■ DATA IN THIS EXERCISE
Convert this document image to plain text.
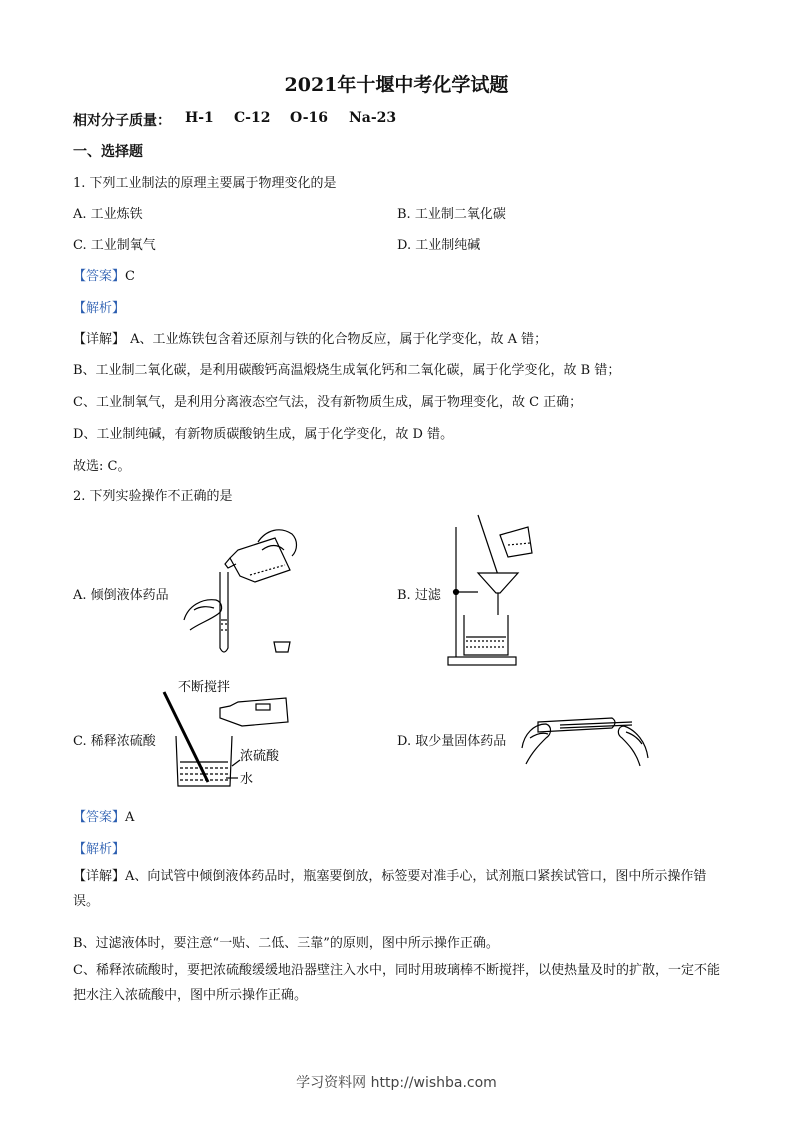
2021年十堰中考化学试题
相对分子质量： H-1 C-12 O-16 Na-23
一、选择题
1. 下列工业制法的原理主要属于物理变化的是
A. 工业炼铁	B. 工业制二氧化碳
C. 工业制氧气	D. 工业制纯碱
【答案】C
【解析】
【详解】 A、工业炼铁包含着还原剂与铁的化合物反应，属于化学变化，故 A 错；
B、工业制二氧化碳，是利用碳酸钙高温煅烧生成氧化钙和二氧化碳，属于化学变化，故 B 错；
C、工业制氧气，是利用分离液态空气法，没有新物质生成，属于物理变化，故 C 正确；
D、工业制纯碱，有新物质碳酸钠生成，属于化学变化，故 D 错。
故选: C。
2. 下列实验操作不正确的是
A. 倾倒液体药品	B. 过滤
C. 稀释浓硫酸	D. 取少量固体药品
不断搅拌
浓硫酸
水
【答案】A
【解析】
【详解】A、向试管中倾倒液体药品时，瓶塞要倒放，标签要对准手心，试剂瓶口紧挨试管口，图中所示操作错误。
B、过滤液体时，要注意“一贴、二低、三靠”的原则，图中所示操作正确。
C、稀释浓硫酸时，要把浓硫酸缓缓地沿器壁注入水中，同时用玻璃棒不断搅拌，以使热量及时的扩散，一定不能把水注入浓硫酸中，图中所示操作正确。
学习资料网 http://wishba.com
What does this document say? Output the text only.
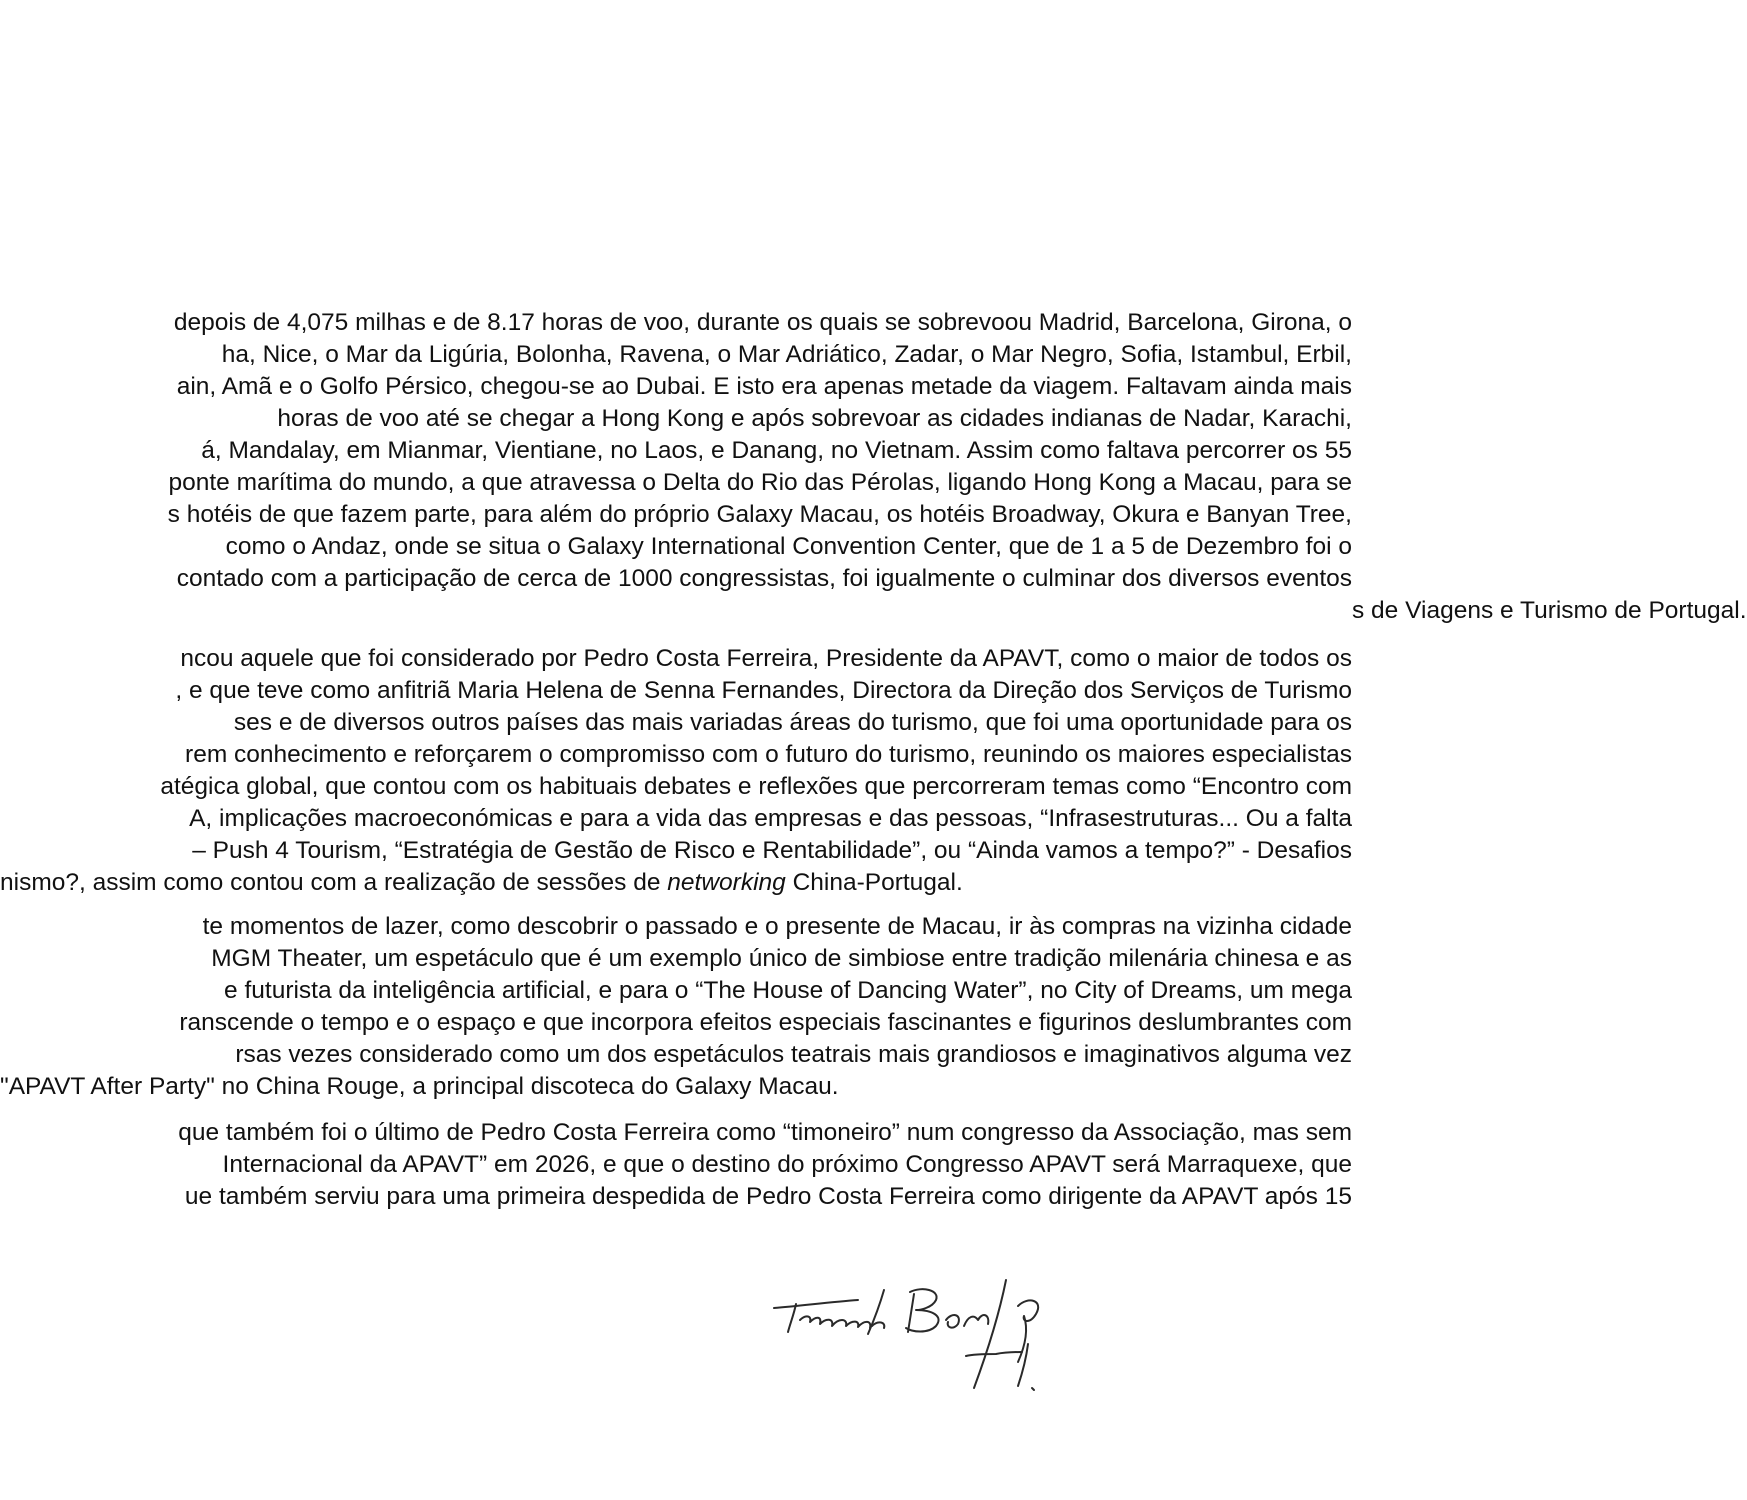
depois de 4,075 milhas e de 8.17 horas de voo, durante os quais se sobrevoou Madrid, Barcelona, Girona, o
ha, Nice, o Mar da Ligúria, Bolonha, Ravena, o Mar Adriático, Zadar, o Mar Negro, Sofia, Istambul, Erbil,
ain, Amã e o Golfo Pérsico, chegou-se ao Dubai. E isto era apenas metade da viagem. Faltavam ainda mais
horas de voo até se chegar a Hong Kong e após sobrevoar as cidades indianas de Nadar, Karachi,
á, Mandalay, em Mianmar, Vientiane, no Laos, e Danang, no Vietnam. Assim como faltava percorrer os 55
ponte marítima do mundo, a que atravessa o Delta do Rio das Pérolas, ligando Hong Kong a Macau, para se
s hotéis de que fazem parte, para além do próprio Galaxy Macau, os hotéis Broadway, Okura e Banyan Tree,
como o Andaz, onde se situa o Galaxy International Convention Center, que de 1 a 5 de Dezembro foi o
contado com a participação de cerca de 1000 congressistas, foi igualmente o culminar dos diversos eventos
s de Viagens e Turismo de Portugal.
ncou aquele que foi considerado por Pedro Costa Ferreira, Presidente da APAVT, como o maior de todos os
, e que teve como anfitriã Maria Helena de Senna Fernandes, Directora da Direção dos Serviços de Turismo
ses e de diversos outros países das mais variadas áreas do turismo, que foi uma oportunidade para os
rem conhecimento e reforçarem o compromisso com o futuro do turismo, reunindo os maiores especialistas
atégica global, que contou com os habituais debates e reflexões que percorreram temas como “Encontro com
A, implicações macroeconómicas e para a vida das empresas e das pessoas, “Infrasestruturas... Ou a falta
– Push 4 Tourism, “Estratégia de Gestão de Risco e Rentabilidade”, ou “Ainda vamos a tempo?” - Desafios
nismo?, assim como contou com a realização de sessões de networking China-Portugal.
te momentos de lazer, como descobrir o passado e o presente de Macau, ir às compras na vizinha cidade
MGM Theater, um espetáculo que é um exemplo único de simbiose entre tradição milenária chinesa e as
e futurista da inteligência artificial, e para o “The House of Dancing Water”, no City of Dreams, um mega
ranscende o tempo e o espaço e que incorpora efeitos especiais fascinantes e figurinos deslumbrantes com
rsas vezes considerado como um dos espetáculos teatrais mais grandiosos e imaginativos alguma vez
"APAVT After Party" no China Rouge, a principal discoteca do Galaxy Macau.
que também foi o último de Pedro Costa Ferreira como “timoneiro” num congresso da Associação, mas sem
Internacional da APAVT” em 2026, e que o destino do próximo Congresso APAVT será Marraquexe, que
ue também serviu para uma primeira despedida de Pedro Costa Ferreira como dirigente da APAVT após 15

■ TASK OBJECTIVE
Write the lines above out again exactly, without any of their pictures.

■ SOLUTION FOR THIS TASK
Convert this document image to plain text.
2021年十堰中考化学试题
相对分子质量： H-1 C-12 O-16 Na-23
一、选择题
1. 下列工业制法的原理主要属于物理变化的是
A. 工业炼铁	B. 工业制二氧化碳
C. 工业制氧气	D. 工业制纯碱
【答案】C
【解析】
【详解】 A、工业炼铁包含着还原剂与铁的化合物反应，属于化学变化，故 A 错；
B、工业制二氧化碳，是利用碳酸钙高温煅烧生成氧化钙和二氧化碳，属于化学变化，故 B 错；
C、工业制氧气，是利用分离液态空气法，没有新物质生成，属于物理变化，故 C 正确；
D、工业制纯碱，有新物质碳酸钠生成，属于化学变化，故 D 错。
故选: C。
2. 下列实验操作不正确的是
A. 倾倒液体药品	B. 过滤
C. 稀释浓硫酸	D. 取少量固体药品
不断搅拌
浓硫酸
水
【答案】A
【解析】
【详解】A、向试管中倾倒液体药品时，瓶塞要倒放，标签要对准手心，试剂瓶口紧挨试管口，图中所示操作错误。
B、过滤液体时，要注意“一贴、二低、三靠”的原则，图中所示操作正确。
C、稀释浓硫酸时，要把浓硫酸缓缓地沿器壁注入水中，同时用玻璃棒不断搅拌，以使热量及时的扩散，一定不能把水注入浓硫酸中，图中所示操作正确。
学习资料网 http://wishba.com
What does this document say? Output the text only.
depois de 4,075 milhas e de 8.17 horas de voo, durante os quais se sobrevoou Madrid, Barcelona, Girona, o
ha, Nice, o Mar da Ligúria, Bolonha, Ravena, o Mar Adriático, Zadar, o Mar Negro, Sofia, Istambul, Erbil,
ain, Amã e o Golfo Pérsico, chegou-se ao Dubai. E isto era apenas metade da viagem. Faltavam ainda mais
horas de voo até se chegar a Hong Kong e após sobrevoar as cidades indianas de Nadar, Karachi,
á, Mandalay, em Mianmar, Vientiane, no Laos, e Danang, no Vietnam. Assim como faltava percorrer os 55
ponte marítima do mundo, a que atravessa o Delta do Rio das Pérolas, ligando Hong Kong a Macau, para se
s hotéis de que fazem parte, para além do próprio Galaxy Macau, os hotéis Broadway, Okura e Banyan Tree,
como o Andaz, onde se situa o Galaxy International Convention Center, que de 1 a 5 de Dezembro foi o
contado com a participação de cerca de 1000 congressistas, foi igualmente o culminar dos diversos eventos
s de Viagens e Turismo de Portugal.
ncou aquele que foi considerado por Pedro Costa Ferreira, Presidente da APAVT, como o maior de todos os
, e que teve como anfitriã Maria Helena de Senna Fernandes, Directora da Direção dos Serviços de Turismo
ses e de diversos outros países das mais variadas áreas do turismo, que foi uma oportunidade para os
rem conhecimento e reforçarem o compromisso com o futuro do turismo, reunindo os maiores especialistas
atégica global, que contou com os habituais debates e reflexões que percorreram temas como “Encontro com
A, implicações macroeconómicas e para a vida das empresas e das pessoas, “Infrasestruturas... Ou a falta
– Push 4 Tourism, “Estratégia de Gestão de Risco e Rentabilidade”, ou “Ainda vamos a tempo?” - Desafios
nismo?, assim como contou com a realização de sessões de networking China-Portugal.
te momentos de lazer, como descobrir o passado e o presente de Macau, ir às compras na vizinha cidade
MGM Theater, um espetáculo que é um exemplo único de simbiose entre tradição milenária chinesa e as
e futurista da inteligência artificial, e para o “The House of Dancing Water”, no City of Dreams, um mega
ranscende o tempo e o espaço e que incorpora efeitos especiais fascinantes e figurinos deslumbrantes com
rsas vezes considerado como um dos espetáculos teatrais mais grandiosos e imaginativos alguma vez
"APAVT After Party" no China Rouge, a principal discoteca do Galaxy Macau.
que também foi o último de Pedro Costa Ferreira como “timoneiro” num congresso da Associação, mas sem
Internacional da APAVT” em 2026, e que o destino do próximo Congresso APAVT será Marraquexe, que
ue também serviu para uma primeira despedida de Pedro Costa Ferreira como dirigente da APAVT após 15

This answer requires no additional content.